↓
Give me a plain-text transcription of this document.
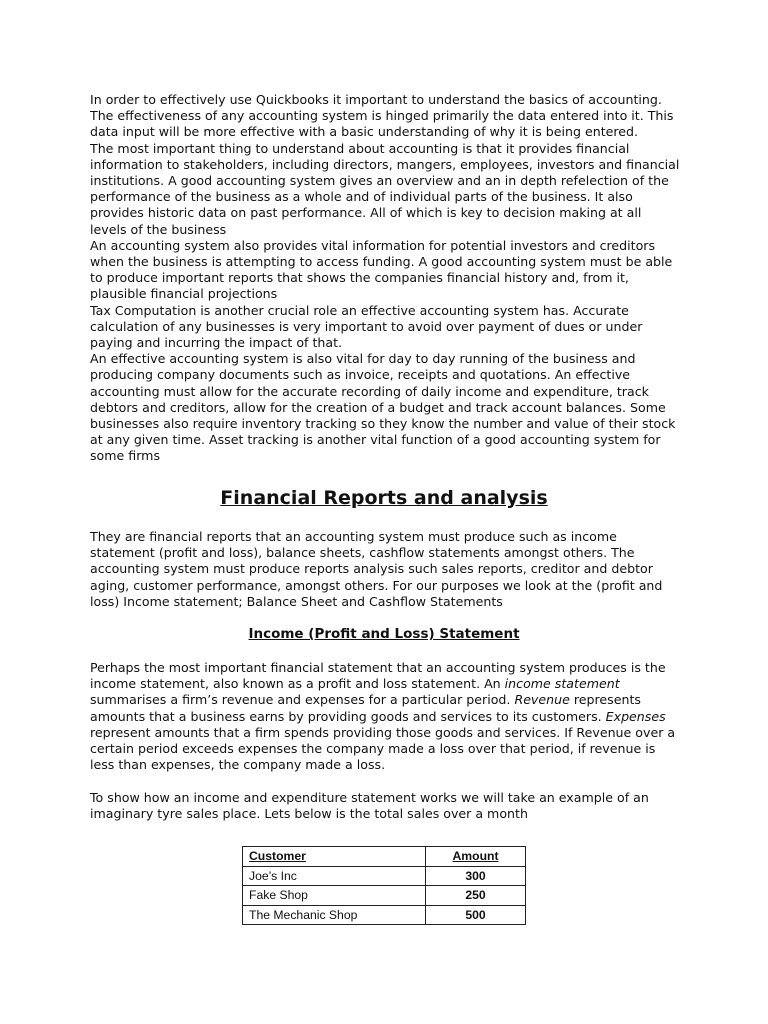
In order to effectively use Quickbooks it important to understand the basics of accounting.

The effectiveness of any accounting system is hinged primarily the data entered into it. This

data input will be more effective with a basic understanding of why it is being entered.

The most important thing to understand about accounting is that it provides financial

information to stakeholders, including directors, mangers, employees, investors and financial

institutions. A good accounting system gives an overview and an in depth refelection of the

performance of the business as a whole and of individual parts of the business. It also

provides historic data on past performance. All of which is key to decision making at all

levels of the business

An accounting system also provides vital information for potential investors and creditors

when the business is attempting to access funding. A good accounting system must be able

to produce important reports that shows the companies financial history and, from it,

plausible financial projections

Tax Computation is another crucial role an effective accounting system has. Accurate

calculation of any businesses is very important to avoid over payment of dues or under

paying and incurring the impact of that.

An effective accounting system is also vital for day to day running of the business and

producing company documents such as invoice, receipts and quotations. An effective

accounting must allow for the accurate recording of daily income and expenditure, track

debtors and creditors, allow for the creation of a budget and track account balances. Some

businesses also require inventory tracking so they know the number and value of their stock

at any given time. Asset tracking is another vital function of a good accounting system for

some firms

Financial Reports and analysis

They are financial reports that an accounting system must produce such as income

statement (profit and loss), balance sheets, cashflow statements amongst others. The

accounting system must produce reports analysis such sales reports, creditor and debtor

aging, customer performance, amongst others. For our purposes we look at the (profit and

loss) Income statement; Balance Sheet and Cashflow Statements

Income (Profit and Loss) Statement

Perhaps the most important financial statement that an accounting system produces is the

income statement, also known as a profit and loss statement. An income statement

summarises a firm’s revenue and expenses for a particular period. Revenue represents

amounts that a business earns by providing goods and services to its customers. Expenses

represent amounts that a firm spends providing those goods and services. If Revenue over a

certain period exceeds expenses the company made a loss over that period, if revenue is

less than expenses, the company made a loss.

To show how an income and expenditure statement works we will take an example of an

imaginary tyre sales place. Lets below is the total sales over a month

Customer	Amount
Joe’s Inc	300
Fake Shop	250
The Mechanic Shop	500
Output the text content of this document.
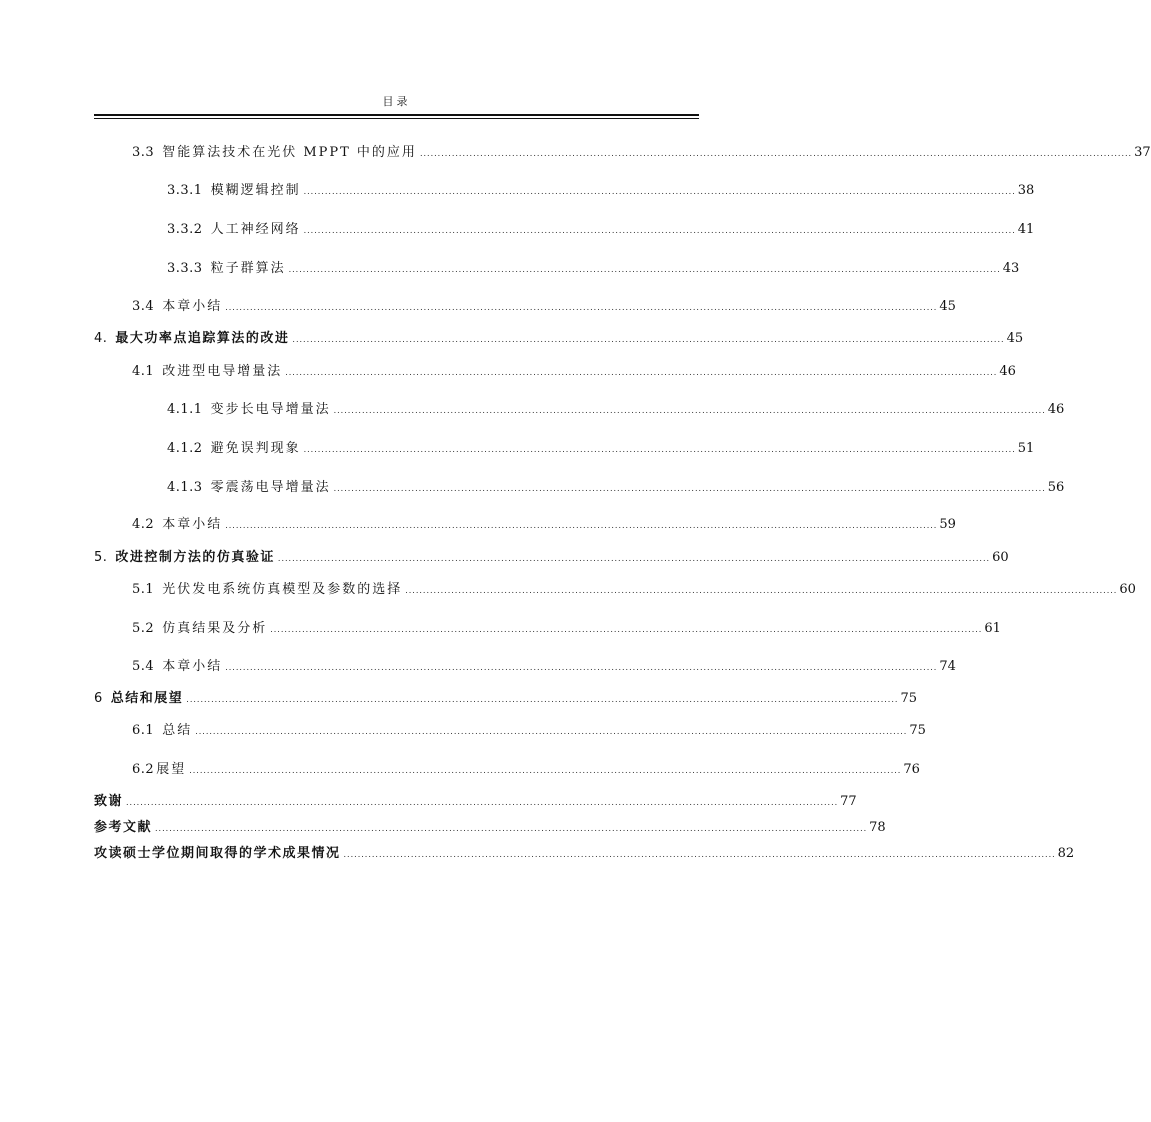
目录
3.3 智能算法技术在光伏 MPPT 中的应用 ......................................................................................................................................................................................................... 37
3.3.1 模糊逻辑控制 ......................................................................................................................................................................................................... 38
3.3.2 人工神经网络 ......................................................................................................................................................................................................... 41
3.3.3 粒子群算法 ......................................................................................................................................................................................................... 43
3.4 本章小结 ......................................................................................................................................................................................................... 45
4. 最大功率点追踪算法的改进 ......................................................................................................................................................................................................... 45
4.1 改进型电导增量法 ......................................................................................................................................................................................................... 46
4.1.1 变步长电导增量法 ......................................................................................................................................................................................................... 46
4.1.2 避免误判现象 ......................................................................................................................................................................................................... 51
4.1.3 零震荡电导增量法 ......................................................................................................................................................................................................... 56
4.2 本章小结 ......................................................................................................................................................................................................... 59
5. 改进控制方法的仿真验证 ......................................................................................................................................................................................................... 60
5.1 光伏发电系统仿真模型及参数的选择 ......................................................................................................................................................................................................... 60
5.2 仿真结果及分析 ......................................................................................................................................................................................................... 61
5.4 本章小结 ......................................................................................................................................................................................................... 74
6 总结和展望 ......................................................................................................................................................................................................... 75
6.1 总结 ......................................................................................................................................................................................................... 75
6.2 展望 ......................................................................................................................................................................................................... 76
致谢 ......................................................................................................................................................................................................... 77
参考文献 ......................................................................................................................................................................................................... 78
攻读硕士学位期间取得的学术成果情况 ......................................................................................................................................................................................................... 82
↑
Copy every line of the material in which the word "tracking" occurs.

businesses also require inventory tracking so they know the number and value of their stock
at any given time. Asset tracking is another vital function of a good accounting system for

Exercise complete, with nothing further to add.